Can you find the lines of the listing that include "value" and copy every one?

_THE INPUT_
= = = = =

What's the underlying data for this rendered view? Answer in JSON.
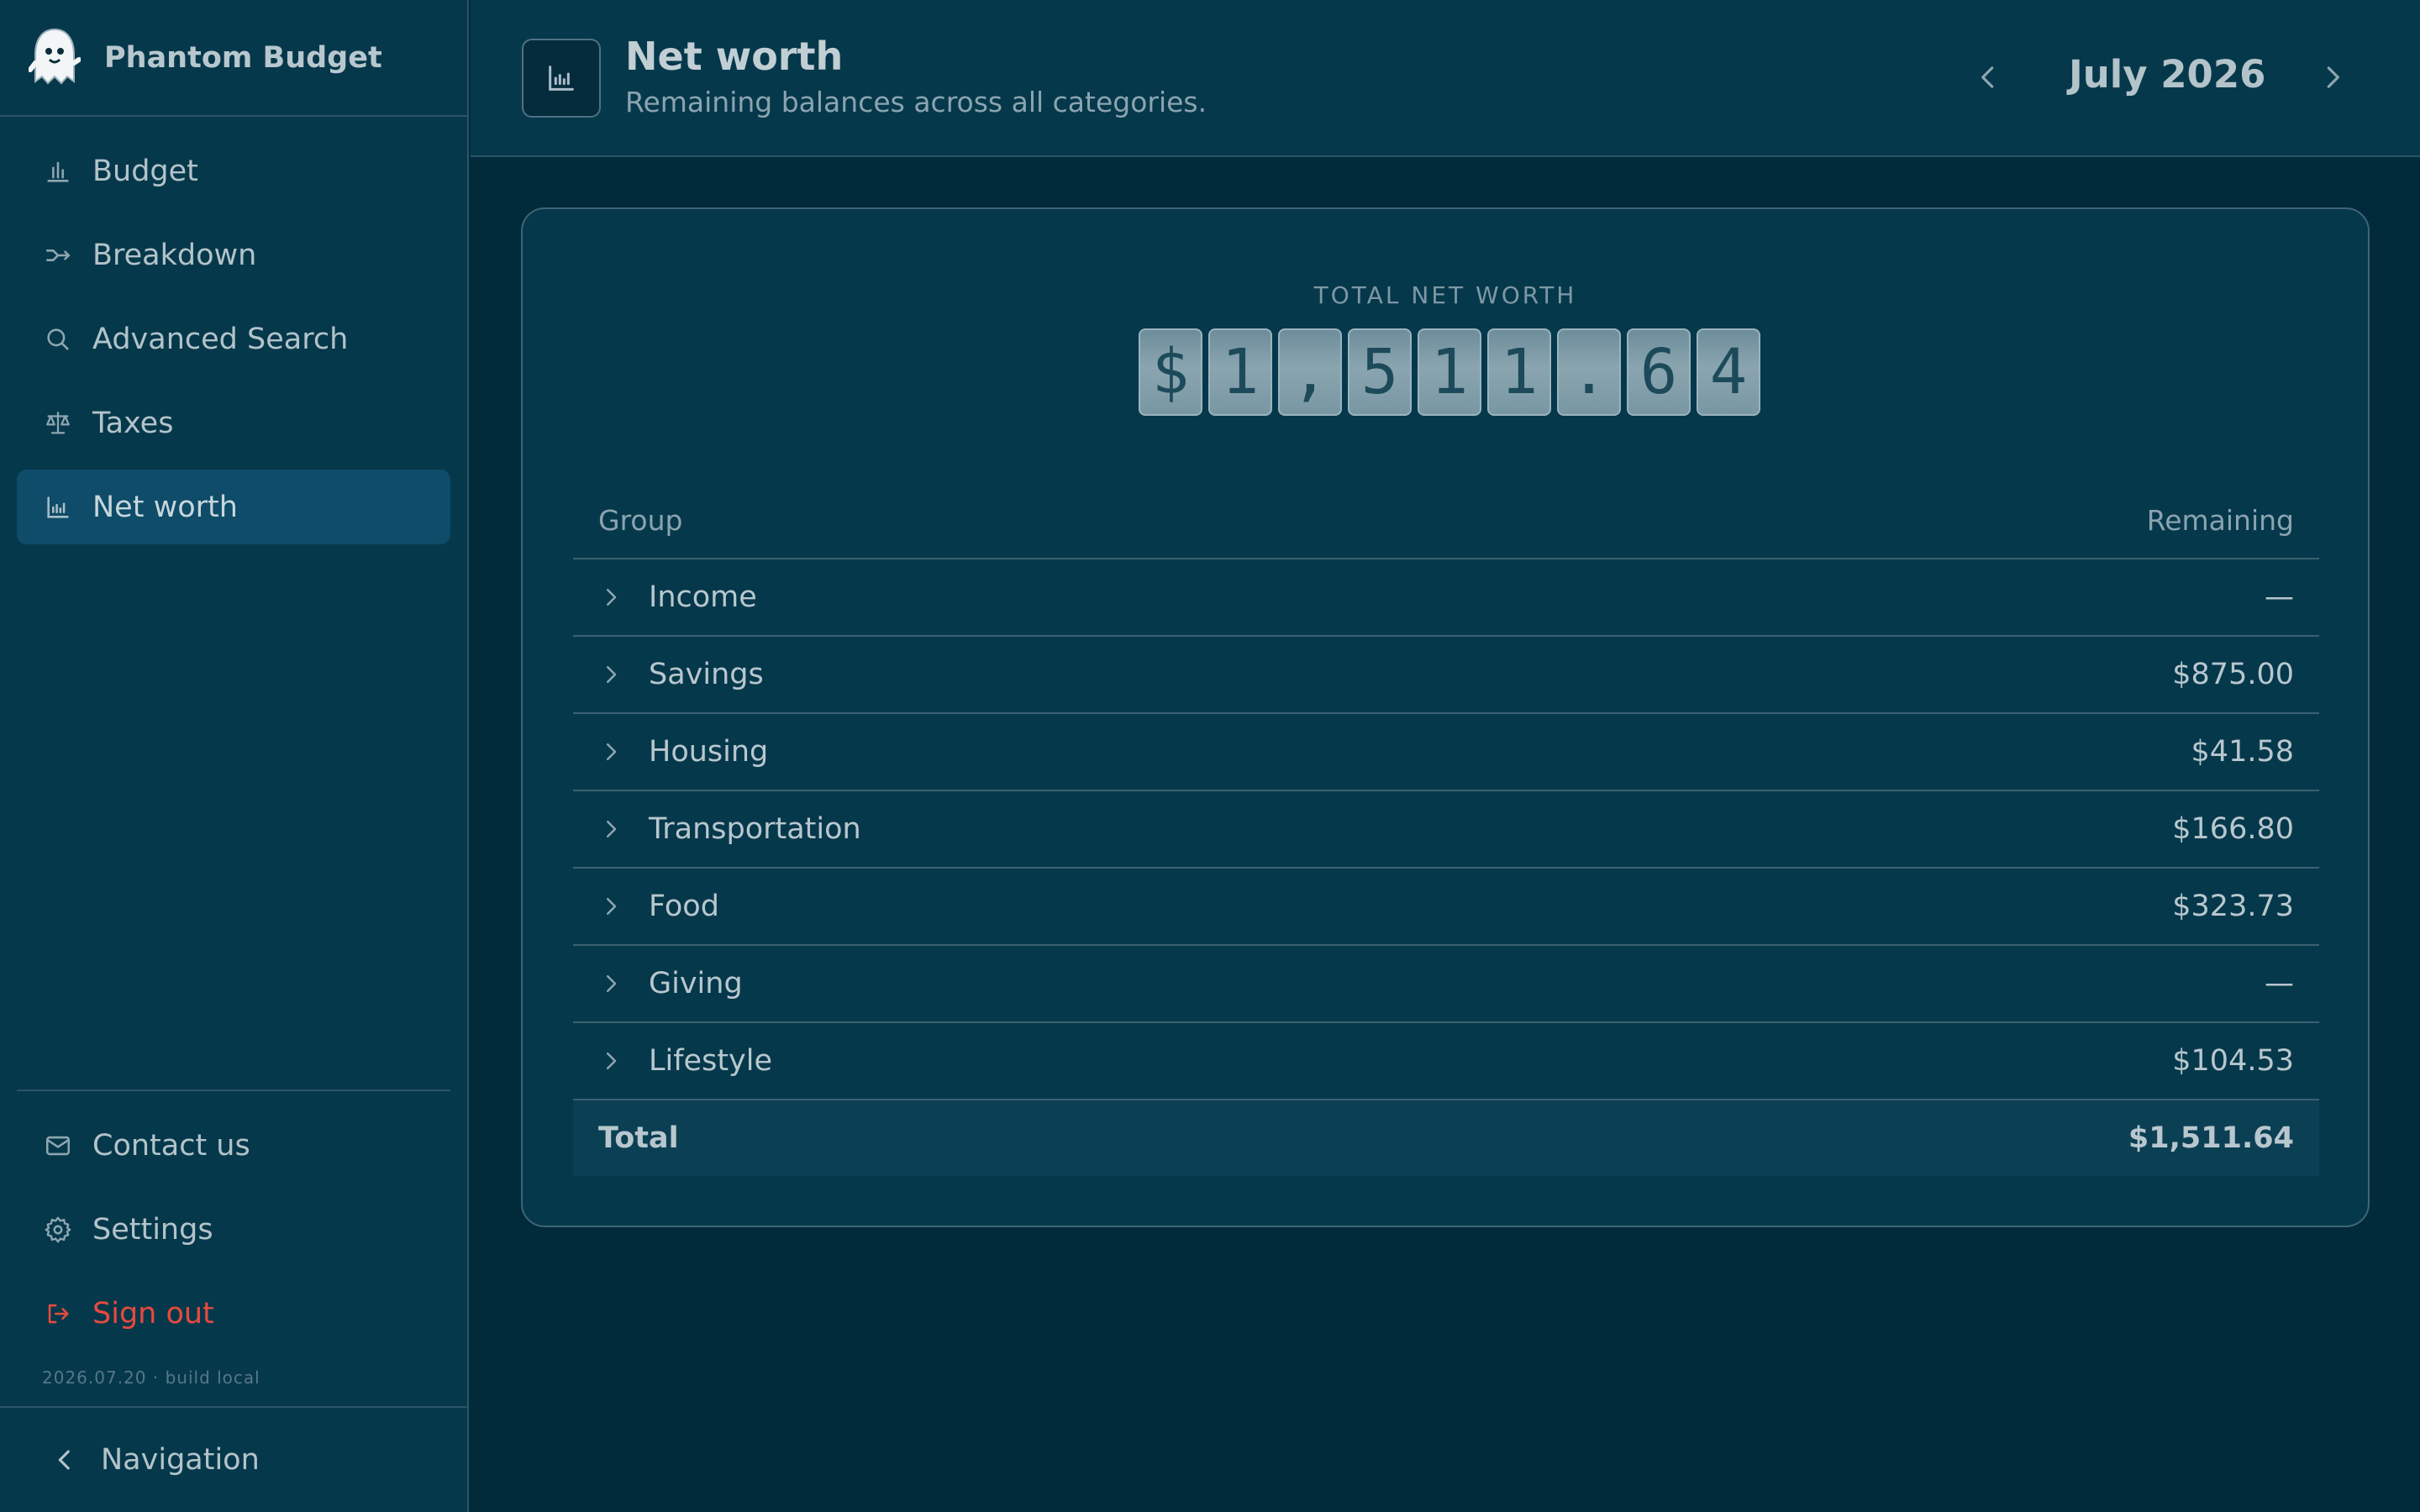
{
  "app": {
    "name": "Phantom Budget"
  },
  "sidebar": {
    "items": [
      {
        "label": "Budget",
        "icon": "bar-chart-icon"
      },
      {
        "label": "Breakdown",
        "icon": "split-icon"
      },
      {
        "label": "Advanced Search",
        "icon": "search-icon"
      },
      {
        "label": "Taxes",
        "icon": "scale-icon"
      },
      {
        "label": "Net worth",
        "icon": "line-chart-icon",
        "active": true
      }
    ],
    "bottom_items": [
      {
        "label": "Contact us",
        "icon": "mail-icon"
      },
      {
        "label": "Settings",
        "icon": "gear-icon"
      },
      {
        "label": "Sign out",
        "icon": "sign-out-icon"
      }
    ],
    "build": "2026.07.20 · build local",
    "footer_label": "Navigation"
  },
  "header": {
    "title": "Net worth",
    "subtitle": "Remaining balances across all categories.",
    "month": "July 2026"
  },
  "summary": {
    "label": "TOTAL NET WORTH",
    "digits": [
      "$",
      "1",
      ",",
      "5",
      "1",
      "1",
      ".",
      "6",
      "4"
    ]
  },
  "table": {
    "columns": {
      "group": "Group",
      "remaining": "Remaining"
    },
    "rows": [
      {
        "name": "Income",
        "value": "—"
      },
      {
        "name": "Savings",
        "value": "$875.00"
      },
      {
        "name": "Housing",
        "value": "$41.58"
      },
      {
        "name": "Transportation",
        "value": "$166.80"
      },
      {
        "name": "Food",
        "value": "$323.73"
      },
      {
        "name": "Giving",
        "value": "—"
      },
      {
        "name": "Lifestyle",
        "value": "$104.53"
      }
    ],
    "total": {
      "label": "Total",
      "value": "$1,511.64"
    }
  },
  "colors": {
    "background": "#012a3a",
    "panel": "#06384b",
    "active": "#0e4c69",
    "danger": "#e64a3e"
  }
}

= = = = =

_EXERCISE ANSWER_
        "value": "—"
        "value": "$875.00"
        "value": "$41.58"
        "value": "$166.80"
        "value": "$323.73"
        "value": "—"
        "value": "$104.53"
      "value": "$1,511.64"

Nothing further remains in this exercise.